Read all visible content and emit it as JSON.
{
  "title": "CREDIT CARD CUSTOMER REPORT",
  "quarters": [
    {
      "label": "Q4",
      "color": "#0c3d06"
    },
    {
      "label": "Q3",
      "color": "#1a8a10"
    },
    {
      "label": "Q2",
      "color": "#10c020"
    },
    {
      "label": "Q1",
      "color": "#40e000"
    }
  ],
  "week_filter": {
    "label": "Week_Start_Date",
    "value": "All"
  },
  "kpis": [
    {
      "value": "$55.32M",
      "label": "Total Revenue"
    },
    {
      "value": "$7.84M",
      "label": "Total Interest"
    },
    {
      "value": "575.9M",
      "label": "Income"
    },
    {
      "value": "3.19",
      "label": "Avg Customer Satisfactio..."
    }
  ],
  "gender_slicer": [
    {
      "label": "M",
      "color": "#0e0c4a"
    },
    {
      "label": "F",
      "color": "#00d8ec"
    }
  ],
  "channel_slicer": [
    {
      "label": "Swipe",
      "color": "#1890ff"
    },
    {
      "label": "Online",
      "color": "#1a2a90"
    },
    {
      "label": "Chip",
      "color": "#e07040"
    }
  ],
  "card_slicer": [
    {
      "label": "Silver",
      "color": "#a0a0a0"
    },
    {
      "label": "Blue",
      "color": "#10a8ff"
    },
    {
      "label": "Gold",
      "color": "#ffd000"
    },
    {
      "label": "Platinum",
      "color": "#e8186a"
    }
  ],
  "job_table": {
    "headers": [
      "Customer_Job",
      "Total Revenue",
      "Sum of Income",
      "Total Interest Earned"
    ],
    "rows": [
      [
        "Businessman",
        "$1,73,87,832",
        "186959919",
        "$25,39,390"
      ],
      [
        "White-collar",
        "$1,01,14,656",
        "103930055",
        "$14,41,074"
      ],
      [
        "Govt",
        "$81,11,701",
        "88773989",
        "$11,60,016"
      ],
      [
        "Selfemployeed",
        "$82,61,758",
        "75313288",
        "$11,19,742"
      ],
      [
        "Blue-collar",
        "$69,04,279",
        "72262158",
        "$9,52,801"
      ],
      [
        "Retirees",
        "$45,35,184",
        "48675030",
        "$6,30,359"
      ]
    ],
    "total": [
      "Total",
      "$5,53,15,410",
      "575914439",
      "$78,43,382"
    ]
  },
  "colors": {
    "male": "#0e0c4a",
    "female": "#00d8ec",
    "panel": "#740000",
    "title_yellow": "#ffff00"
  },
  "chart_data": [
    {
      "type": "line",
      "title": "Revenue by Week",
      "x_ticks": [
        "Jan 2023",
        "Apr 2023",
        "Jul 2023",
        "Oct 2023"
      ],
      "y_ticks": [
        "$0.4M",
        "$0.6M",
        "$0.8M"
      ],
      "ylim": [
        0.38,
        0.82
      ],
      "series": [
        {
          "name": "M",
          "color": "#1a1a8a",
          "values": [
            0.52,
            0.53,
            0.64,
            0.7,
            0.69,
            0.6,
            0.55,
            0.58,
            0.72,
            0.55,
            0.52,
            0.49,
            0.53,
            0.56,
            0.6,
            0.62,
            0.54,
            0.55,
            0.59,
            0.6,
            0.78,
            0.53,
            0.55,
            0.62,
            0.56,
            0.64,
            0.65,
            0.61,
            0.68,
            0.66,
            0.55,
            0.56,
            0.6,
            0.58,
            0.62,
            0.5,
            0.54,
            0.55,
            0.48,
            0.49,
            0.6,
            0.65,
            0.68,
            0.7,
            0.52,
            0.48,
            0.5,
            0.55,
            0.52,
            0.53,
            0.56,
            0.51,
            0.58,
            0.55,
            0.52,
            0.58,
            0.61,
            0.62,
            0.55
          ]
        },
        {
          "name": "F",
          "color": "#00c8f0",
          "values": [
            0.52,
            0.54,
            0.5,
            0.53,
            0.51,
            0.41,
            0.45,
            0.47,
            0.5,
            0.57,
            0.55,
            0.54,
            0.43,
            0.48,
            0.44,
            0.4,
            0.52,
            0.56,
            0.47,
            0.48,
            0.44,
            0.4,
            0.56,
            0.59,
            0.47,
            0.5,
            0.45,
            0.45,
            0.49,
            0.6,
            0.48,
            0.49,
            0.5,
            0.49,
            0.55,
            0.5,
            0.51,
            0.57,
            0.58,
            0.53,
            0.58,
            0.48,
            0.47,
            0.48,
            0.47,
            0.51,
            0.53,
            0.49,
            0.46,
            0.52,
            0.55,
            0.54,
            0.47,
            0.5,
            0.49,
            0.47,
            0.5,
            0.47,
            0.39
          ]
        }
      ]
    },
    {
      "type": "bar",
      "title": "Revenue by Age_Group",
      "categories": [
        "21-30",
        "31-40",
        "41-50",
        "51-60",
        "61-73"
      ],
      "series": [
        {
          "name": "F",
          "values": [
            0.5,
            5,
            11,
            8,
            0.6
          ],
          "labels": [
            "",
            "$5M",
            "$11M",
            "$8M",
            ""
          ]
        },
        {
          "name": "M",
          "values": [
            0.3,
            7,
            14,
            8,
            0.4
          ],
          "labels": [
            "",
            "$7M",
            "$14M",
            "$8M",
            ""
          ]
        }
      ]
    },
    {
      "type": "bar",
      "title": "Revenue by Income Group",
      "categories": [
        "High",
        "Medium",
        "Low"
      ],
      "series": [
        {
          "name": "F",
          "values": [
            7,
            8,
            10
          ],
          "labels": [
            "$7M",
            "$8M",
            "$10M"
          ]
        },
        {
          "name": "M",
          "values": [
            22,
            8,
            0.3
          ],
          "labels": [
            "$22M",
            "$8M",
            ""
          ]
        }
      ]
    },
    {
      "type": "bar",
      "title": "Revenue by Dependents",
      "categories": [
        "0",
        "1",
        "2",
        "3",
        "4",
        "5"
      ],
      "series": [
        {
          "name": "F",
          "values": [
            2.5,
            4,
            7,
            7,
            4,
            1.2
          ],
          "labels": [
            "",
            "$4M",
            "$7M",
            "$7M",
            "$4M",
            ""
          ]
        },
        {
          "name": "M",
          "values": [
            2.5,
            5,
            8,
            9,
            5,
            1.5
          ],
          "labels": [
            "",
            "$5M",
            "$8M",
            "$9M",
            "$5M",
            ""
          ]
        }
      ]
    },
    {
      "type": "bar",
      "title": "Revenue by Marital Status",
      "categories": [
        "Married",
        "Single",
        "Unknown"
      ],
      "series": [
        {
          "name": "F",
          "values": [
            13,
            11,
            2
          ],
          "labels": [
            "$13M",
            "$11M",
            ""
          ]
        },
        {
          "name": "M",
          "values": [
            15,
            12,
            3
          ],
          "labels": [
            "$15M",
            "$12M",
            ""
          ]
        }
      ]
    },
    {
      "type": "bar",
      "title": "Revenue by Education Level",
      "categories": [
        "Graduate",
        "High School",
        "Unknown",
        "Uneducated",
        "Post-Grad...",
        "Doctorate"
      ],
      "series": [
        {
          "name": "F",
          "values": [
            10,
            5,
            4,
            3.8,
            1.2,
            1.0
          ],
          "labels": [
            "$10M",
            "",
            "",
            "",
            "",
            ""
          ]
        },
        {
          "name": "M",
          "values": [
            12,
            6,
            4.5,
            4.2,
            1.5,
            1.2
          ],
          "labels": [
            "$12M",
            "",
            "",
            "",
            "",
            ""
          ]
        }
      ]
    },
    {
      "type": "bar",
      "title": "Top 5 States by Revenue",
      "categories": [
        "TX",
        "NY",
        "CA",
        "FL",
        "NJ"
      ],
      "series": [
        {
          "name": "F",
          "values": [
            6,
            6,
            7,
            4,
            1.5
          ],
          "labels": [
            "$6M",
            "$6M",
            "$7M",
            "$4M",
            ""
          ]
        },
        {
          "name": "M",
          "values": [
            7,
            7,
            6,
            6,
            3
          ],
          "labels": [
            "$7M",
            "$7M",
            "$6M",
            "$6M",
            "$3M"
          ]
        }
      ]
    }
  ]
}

□ □ □ □ □

For the material, find the number of lines holding the word "Interest" and give that figure and nothing more.

• _FULL OUTPUT_
2